Recorded data
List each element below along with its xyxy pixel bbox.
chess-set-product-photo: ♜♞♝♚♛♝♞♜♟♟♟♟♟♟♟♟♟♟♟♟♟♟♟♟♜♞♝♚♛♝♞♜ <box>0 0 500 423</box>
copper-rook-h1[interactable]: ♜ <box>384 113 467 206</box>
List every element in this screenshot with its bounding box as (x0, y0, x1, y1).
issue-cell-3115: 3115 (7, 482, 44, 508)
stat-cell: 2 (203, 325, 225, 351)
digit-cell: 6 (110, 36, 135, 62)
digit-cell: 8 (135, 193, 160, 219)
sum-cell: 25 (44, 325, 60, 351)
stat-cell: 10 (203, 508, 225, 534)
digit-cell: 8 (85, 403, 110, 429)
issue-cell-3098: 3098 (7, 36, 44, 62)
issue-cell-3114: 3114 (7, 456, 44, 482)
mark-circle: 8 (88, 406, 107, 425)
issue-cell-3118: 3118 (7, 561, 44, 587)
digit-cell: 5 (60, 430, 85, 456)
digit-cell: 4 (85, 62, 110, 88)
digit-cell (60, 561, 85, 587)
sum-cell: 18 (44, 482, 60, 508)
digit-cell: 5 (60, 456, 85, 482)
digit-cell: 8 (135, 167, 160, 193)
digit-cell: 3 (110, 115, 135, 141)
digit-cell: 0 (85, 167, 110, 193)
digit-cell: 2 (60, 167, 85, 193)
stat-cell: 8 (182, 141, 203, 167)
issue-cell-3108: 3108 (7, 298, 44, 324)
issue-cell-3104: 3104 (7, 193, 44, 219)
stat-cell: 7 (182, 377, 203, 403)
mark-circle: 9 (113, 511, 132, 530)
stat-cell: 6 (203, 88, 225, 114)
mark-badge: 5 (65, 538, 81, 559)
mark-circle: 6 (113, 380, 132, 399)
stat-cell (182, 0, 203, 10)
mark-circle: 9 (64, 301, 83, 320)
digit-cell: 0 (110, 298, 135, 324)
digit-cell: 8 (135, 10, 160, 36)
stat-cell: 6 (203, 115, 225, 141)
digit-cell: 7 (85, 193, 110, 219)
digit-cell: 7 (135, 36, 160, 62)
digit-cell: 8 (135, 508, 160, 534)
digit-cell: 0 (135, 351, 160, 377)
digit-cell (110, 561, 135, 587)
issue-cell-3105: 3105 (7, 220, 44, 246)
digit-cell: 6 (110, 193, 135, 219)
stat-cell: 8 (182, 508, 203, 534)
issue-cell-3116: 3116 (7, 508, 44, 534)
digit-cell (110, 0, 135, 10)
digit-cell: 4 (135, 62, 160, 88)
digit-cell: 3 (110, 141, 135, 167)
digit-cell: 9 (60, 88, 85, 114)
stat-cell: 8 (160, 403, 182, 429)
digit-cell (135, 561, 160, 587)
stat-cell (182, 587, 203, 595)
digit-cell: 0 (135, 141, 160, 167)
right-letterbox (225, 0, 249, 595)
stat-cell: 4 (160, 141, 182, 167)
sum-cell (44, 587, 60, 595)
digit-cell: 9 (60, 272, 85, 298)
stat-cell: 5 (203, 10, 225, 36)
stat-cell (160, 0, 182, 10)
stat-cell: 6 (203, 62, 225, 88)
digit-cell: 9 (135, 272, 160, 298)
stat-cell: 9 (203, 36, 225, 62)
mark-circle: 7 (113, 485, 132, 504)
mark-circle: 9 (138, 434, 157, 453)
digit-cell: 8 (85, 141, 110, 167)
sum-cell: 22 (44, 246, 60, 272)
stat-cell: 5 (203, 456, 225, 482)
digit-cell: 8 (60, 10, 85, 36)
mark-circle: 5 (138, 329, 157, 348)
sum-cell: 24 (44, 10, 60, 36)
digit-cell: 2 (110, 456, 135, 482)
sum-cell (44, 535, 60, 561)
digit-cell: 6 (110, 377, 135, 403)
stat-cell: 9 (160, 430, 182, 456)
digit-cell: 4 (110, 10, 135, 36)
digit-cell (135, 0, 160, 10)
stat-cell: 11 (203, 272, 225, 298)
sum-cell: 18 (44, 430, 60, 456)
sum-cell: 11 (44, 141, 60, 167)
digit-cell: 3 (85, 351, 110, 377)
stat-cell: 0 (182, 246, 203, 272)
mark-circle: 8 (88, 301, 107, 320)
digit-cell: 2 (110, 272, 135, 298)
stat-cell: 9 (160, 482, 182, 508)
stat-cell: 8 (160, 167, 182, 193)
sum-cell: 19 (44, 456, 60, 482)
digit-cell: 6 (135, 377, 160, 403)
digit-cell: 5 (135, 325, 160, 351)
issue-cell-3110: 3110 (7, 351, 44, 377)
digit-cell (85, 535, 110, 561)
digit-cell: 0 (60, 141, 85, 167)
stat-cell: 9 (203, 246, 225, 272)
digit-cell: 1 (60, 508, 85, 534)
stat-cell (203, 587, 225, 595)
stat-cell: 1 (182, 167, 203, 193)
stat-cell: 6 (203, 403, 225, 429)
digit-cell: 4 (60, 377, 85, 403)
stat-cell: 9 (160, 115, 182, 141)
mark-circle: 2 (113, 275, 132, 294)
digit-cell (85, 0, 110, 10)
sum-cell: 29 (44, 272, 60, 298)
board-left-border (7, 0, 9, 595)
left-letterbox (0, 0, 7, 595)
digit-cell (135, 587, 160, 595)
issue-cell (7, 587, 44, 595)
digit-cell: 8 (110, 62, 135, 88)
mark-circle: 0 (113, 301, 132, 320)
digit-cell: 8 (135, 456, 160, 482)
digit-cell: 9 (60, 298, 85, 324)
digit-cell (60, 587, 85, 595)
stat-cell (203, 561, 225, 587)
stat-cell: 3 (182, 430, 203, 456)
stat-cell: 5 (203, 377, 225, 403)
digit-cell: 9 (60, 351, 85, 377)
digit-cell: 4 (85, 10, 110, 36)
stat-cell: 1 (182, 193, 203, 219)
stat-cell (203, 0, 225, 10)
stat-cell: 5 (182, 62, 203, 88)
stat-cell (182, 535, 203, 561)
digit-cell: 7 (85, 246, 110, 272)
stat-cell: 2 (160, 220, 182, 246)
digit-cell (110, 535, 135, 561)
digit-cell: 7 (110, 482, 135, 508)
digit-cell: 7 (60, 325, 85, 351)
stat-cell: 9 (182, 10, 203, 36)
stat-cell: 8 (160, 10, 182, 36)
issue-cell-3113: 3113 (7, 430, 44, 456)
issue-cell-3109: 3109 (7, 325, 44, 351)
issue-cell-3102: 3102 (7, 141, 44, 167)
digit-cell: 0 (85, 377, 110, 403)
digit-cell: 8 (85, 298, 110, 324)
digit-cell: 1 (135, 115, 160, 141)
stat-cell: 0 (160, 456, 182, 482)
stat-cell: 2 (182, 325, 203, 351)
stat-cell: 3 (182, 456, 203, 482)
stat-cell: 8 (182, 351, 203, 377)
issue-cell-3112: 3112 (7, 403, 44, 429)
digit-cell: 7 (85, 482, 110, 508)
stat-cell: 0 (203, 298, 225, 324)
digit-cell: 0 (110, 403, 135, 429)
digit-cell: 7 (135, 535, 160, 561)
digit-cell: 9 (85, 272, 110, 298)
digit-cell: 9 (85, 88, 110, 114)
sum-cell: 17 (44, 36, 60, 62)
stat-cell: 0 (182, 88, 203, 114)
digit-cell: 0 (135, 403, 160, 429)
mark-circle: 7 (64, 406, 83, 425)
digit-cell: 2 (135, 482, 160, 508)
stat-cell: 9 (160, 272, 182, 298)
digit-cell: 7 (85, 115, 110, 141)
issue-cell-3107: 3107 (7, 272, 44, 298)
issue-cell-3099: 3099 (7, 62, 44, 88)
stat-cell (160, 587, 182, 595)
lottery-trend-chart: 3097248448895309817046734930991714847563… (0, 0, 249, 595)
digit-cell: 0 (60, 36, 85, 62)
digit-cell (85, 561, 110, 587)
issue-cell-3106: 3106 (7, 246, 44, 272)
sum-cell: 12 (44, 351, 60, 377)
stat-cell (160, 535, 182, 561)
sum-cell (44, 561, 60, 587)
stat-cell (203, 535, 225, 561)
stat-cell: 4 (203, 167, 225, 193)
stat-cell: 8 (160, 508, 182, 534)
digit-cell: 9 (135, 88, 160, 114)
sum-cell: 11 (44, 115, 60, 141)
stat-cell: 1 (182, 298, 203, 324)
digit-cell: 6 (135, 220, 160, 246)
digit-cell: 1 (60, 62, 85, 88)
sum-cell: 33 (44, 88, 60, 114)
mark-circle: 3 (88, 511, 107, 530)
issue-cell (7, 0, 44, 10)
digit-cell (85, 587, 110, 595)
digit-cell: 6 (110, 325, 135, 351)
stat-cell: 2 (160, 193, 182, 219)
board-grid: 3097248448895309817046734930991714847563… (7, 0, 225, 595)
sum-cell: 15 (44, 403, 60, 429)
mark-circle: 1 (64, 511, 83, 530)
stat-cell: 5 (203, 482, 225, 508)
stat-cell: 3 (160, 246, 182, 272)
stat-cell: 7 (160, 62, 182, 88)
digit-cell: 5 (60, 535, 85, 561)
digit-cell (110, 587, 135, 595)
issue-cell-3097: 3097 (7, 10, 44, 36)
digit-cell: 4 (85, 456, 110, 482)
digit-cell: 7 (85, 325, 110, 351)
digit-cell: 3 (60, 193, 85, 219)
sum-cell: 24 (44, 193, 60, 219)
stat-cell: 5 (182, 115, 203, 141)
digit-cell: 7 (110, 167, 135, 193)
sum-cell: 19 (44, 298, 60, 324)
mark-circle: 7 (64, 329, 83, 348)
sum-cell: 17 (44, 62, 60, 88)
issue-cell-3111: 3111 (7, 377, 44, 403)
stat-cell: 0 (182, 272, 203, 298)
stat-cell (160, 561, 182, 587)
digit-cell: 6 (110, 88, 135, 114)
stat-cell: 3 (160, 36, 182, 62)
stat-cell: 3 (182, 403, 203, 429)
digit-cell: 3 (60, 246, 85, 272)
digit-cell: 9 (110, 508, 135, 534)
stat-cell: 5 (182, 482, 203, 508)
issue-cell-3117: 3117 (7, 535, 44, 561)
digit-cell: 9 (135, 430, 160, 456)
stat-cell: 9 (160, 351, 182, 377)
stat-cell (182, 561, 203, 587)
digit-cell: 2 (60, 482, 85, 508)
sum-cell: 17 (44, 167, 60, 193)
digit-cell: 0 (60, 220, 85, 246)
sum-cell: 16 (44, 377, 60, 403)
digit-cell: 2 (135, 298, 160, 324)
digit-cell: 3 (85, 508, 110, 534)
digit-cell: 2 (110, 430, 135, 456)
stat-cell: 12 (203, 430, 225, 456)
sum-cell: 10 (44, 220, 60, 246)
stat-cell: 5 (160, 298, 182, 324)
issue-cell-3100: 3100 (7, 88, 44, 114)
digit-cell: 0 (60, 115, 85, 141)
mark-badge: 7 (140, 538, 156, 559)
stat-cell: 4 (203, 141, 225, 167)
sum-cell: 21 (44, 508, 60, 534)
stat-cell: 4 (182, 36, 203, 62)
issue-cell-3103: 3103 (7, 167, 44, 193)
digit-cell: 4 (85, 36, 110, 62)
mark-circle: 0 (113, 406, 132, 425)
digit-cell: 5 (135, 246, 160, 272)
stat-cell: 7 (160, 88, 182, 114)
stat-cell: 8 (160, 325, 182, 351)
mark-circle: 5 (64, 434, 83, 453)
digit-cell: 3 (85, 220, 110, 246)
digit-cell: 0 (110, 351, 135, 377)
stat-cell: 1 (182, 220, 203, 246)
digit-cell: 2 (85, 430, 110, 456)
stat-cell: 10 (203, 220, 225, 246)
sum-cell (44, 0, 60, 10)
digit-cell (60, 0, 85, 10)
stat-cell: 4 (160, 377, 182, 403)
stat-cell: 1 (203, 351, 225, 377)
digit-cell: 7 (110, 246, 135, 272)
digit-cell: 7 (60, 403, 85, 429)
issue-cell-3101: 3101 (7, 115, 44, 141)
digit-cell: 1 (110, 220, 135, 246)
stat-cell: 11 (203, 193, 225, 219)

*EXERCISE OBJECTIVE*: Convert the rows into a Markdown table, starting at the first one and ending at the line that contains "stat-cell (182, 587, 203, 595)". Use the columns Number and Line, and leave out any blank lines.

*ANSWER TO THIS EXERCISE*:
| Number | Line |
|---|---|
| 1 | List each element below along with its xyxy pixel bbox. |
| 2 | chess-set-product-photo: ♜♞♝♚♛♝♞♜♟♟♟♟♟♟♟♟♟♟♟♟♟♟♟♟♜♞♝♚♛♝♞♜ <box>0 0 500 423</box> |
| 3 | copper-rook-h1[interactable]: ♜ <box>384 113 467 206</box> |
| 4 | List every element in this screenshot with its bounding box as (x0, y0, x1, y1). |
| 5 | issue-cell-3115: 3115 (7, 482, 44, 508) |
| 6 | stat-cell: 2 (203, 325, 225, 351) |
| 7 | digit-cell: 6 (110, 36, 135, 62) |
| 8 | digit-cell: 8 (135, 193, 160, 219) |
| 9 | sum-cell: 25 (44, 325, 60, 351) |
| 10 | stat-cell: 10 (203, 508, 225, 534) |
| 11 | digit-cell: 8 (85, 403, 110, 429) |
| 12 | issue-cell-3098: 3098 (7, 36, 44, 62) |
| 13 | issue-cell-3114: 3114 (7, 456, 44, 482) |
| 14 | mark-circle: 8 (88, 406, 107, 425) |
| 15 | issue-cell-3118: 3118 (7, 561, 44, 587) |
| 16 | digit-cell: 5 (60, 430, 85, 456) |
| 17 | digit-cell: 4 (85, 62, 110, 88) |
| 18 | digit-cell (60, 561, 85, 587) |
| 19 | sum-cell: 18 (44, 482, 60, 508) |
| 20 | digit-cell: 5 (60, 456, 85, 482) |
| 21 | digit-cell: 8 (135, 167, 160, 193) |
| 22 | digit-cell: 3 (110, 115, 135, 141) |
| 23 | digit-cell: 0 (85, 167, 110, 193) |
| 24 | digit-cell: 2 (60, 167, 85, 193) |
| 25 | stat-cell: 8 (182, 141, 203, 167) |
| 26 | issue-cell-3108: 3108 (7, 298, 44, 324) |
| 27 | issue-cell-3104: 3104 (7, 193, 44, 219) |
| 28 | stat-cell: 7 (182, 377, 203, 403) |
| 29 | mark-circle: 9 (113, 511, 132, 530) |
| 30 | stat-cell: 6 (203, 88, 225, 114) |
| 31 | mark-badge: 5 (65, 538, 81, 559) |
| 32 | mark-circle: 6 (113, 380, 132, 399) |
| 33 | stat-cell (182, 0, 203, 10) |
| 34 | mark-circle: 9 (64, 301, 83, 320) |
| 35 | digit-cell: 0 (110, 298, 135, 324) |
| 36 | digit-cell: 8 (135, 10, 160, 36) |
| 37 | stat-cell: 6 (203, 115, 225, 141) |
| 38 | digit-cell: 7 (85, 193, 110, 219) |
| 39 | digit-cell: 7 (135, 36, 160, 62) |
| 40 | digit-cell: 8 (135, 508, 160, 534) |
| 41 | digit-cell: 0 (135, 351, 160, 377) |
| 42 | digit-cell (110, 561, 135, 587) |
| 43 | issue-cell-3105: 3105 (7, 220, 44, 246) |
| 44 | digit-cell: 6 (110, 193, 135, 219) |
| 45 | stat-cell: 8 (182, 508, 203, 534) |
| 46 | issue-cell-3116: 3116 (7, 508, 44, 534) |
| 47 | digit-cell (110, 0, 135, 10) |
| 48 | digit-cell: 4 (135, 62, 160, 88) |
| 49 | digit-cell: 3 (110, 141, 135, 167) |
| 50 | digit-cell: 9 (60, 88, 85, 114) |
| 51 | stat-cell: 8 (160, 403, 182, 429) |
| 52 | digit-cell (135, 561, 160, 587) |
| 53 | stat-cell (182, 587, 203, 595) |